** begin DATA SUPPLIED **

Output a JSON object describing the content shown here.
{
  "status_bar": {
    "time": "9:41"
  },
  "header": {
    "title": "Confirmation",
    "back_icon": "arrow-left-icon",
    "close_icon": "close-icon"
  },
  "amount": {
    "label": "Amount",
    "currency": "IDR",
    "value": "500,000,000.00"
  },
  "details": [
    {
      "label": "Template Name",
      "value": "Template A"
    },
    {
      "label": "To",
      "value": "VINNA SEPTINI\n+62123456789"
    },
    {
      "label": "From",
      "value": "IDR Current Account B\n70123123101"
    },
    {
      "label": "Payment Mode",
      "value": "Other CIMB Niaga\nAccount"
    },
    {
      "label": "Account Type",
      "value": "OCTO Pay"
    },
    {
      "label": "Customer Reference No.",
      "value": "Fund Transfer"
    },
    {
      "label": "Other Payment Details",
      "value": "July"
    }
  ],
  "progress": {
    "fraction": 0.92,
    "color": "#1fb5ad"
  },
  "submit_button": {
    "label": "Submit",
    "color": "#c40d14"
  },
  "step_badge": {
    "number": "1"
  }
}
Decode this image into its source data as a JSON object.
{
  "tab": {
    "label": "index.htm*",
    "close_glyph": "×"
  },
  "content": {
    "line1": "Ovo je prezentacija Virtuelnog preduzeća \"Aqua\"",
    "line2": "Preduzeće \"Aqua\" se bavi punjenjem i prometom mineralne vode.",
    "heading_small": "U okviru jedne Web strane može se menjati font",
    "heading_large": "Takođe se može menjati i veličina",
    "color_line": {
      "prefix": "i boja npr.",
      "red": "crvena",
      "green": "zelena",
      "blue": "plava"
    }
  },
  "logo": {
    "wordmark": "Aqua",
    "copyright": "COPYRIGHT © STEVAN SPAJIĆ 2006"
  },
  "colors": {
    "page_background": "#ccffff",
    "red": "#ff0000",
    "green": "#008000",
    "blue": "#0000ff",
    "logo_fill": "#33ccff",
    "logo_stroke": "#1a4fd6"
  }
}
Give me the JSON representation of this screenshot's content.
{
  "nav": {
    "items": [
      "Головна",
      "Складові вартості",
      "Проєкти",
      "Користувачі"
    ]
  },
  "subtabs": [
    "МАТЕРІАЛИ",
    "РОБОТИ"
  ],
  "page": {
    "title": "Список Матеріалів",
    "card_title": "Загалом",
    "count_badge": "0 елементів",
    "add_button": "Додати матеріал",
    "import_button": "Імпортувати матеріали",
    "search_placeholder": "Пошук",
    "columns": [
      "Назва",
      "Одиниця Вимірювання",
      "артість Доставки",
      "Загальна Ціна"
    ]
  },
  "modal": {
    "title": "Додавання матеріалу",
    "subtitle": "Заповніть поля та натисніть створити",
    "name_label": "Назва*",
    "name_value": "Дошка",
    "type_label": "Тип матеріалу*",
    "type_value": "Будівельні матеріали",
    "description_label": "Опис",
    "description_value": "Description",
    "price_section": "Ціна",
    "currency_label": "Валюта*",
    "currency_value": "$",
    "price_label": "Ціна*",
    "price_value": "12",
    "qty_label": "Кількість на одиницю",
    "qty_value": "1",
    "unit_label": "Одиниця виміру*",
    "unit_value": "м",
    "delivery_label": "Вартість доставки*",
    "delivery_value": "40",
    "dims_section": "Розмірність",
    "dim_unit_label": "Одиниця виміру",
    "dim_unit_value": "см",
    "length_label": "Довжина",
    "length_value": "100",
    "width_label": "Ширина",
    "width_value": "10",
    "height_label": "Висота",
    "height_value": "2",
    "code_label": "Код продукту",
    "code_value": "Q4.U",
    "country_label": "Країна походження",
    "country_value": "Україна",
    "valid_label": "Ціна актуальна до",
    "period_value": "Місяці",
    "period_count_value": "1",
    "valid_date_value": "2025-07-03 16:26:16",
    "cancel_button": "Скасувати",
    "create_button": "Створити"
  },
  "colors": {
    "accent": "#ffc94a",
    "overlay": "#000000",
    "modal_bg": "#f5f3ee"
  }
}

** end DATA SUPPLIED **

• **TO DO**
Go through the entries and return each line where the word "može" appears.

• **EXPECTED OUTPUT**
    "heading_small": "U okviru jedne Web strane može se menjati font",
    "heading_large": "Takođe se može menjati i veličina",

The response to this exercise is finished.